━━━━━ TASK INPUT ━━━━━
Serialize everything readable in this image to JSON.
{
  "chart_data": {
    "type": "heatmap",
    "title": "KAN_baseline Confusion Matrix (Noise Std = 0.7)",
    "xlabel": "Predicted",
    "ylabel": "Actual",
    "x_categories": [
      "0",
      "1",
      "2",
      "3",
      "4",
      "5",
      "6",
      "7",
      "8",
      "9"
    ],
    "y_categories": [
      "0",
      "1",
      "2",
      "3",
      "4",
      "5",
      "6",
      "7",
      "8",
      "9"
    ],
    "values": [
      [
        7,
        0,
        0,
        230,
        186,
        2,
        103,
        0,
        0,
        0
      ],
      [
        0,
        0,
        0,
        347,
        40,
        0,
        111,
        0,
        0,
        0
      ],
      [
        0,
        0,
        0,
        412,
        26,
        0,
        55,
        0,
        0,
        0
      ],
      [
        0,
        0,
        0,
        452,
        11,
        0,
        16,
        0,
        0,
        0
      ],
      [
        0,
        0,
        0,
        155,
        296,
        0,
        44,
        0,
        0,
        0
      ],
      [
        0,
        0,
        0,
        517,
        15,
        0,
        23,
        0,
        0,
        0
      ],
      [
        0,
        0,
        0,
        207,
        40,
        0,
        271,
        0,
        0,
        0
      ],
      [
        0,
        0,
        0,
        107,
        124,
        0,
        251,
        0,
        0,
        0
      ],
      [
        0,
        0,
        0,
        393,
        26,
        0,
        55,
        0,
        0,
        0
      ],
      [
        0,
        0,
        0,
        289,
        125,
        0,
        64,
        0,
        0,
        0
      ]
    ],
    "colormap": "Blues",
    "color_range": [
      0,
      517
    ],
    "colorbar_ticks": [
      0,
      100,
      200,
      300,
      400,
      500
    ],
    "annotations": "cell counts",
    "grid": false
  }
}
━━━━━
*GOAL OF THE EXERCISE:* Your task is to transcribe the material exactly.

*FULL SOLUTION:*
Serialize everything readable in this image to JSON.
{
  "chart_data": {
    "type": "heatmap",
    "title": "KAN_baseline Confusion Matrix (Noise Std = 0.7)",
    "xlabel": "Predicted",
    "ylabel": "Actual",
    "x_categories": [
      "0",
      "1",
      "2",
      "3",
      "4",
      "5",
      "6",
      "7",
      "8",
      "9"
    ],
    "y_categories": [
      "0",
      "1",
      "2",
      "3",
      "4",
      "5",
      "6",
      "7",
      "8",
      "9"
    ],
    "values": [
      [
        7,
        0,
        0,
        230,
        186,
        2,
        103,
        0,
        0,
        0
      ],
      [
        0,
        0,
        0,
        347,
        40,
        0,
        111,
        0,
        0,
        0
      ],
      [
        0,
        0,
        0,
        412,
        26,
        0,
        55,
        0,
        0,
        0
      ],
      [
        0,
        0,
        0,
        452,
        11,
        0,
        16,
        0,
        0,
        0
      ],
      [
        0,
        0,
        0,
        155,
        296,
        0,
        44,
        0,
        0,
        0
      ],
      [
        0,
        0,
        0,
        517,
        15,
        0,
        23,
        0,
        0,
        0
      ],
      [
        0,
        0,
        0,
        207,
        40,
        0,
        271,
        0,
        0,
        0
      ],
      [
        0,
        0,
        0,
        107,
        124,
        0,
        251,
        0,
        0,
        0
      ],
      [
        0,
        0,
        0,
        393,
        26,
        0,
        55,
        0,
        0,
        0
      ],
      [
        0,
        0,
        0,
        289,
        125,
        0,
        64,
        0,
        0,
        0
      ]
    ],
    "colormap": "Blues",
    "color_range": [
      0,
      517
    ],
    "colorbar_ticks": [
      0,
      100,
      200,
      300,
      400,
      500
    ],
    "annotations": "cell counts",
    "grid": false
  }
}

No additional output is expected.